Aim: Search the material and gather each line with "JSON" in it.

-- Start --

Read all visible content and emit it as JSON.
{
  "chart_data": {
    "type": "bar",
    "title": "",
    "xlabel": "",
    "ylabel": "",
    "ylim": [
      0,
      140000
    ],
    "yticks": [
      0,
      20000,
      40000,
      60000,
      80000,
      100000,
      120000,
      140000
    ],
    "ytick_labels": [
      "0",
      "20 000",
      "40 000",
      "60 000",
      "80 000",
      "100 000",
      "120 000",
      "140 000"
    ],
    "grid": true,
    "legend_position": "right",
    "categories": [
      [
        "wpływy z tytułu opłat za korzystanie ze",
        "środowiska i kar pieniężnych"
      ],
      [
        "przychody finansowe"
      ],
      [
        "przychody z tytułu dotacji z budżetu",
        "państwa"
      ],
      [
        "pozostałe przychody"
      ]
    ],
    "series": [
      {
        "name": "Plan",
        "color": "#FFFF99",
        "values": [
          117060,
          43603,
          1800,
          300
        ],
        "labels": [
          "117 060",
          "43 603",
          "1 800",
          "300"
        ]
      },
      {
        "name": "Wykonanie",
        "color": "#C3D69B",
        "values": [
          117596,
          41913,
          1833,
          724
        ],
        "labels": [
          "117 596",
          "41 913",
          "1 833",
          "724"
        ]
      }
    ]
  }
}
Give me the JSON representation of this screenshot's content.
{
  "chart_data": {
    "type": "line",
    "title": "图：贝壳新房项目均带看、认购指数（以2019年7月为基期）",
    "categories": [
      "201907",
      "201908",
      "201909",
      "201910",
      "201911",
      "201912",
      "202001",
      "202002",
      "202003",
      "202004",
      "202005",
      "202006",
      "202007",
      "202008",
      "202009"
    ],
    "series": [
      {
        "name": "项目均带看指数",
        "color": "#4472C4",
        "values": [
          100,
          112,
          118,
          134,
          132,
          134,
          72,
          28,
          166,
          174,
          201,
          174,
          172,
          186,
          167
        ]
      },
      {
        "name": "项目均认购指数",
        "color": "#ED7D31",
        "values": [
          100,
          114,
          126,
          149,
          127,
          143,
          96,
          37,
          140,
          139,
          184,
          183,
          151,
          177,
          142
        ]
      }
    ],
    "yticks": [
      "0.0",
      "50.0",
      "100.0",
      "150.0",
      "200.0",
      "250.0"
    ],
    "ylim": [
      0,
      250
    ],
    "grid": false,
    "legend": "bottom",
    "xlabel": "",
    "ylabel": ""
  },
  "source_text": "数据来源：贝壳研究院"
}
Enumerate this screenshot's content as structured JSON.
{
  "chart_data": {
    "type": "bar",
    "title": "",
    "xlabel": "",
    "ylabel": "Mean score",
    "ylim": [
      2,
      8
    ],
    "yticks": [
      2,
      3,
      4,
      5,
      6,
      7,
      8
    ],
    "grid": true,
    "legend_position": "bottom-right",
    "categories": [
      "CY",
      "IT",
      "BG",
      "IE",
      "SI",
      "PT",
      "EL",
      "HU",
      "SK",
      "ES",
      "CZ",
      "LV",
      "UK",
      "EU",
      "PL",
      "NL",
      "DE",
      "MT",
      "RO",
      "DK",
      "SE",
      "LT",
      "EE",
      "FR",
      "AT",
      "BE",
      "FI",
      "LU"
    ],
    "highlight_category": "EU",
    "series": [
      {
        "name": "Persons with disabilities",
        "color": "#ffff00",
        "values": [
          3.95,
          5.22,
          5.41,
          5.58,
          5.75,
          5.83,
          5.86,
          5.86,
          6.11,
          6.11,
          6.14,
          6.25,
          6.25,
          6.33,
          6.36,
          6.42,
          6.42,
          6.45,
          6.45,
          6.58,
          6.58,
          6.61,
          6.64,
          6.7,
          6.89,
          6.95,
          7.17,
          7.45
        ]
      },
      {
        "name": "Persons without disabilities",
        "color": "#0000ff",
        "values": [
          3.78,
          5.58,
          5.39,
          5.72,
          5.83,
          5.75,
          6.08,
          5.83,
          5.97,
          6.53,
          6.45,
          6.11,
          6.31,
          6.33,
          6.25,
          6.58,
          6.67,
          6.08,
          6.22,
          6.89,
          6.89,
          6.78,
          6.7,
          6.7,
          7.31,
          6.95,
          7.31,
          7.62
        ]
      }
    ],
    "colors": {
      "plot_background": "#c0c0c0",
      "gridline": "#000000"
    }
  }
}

-- End --

Written answer:
Read all visible content and emit it as JSON.
Give me the JSON representation of this screenshot's content.
Enumerate this screenshot's content as structured JSON.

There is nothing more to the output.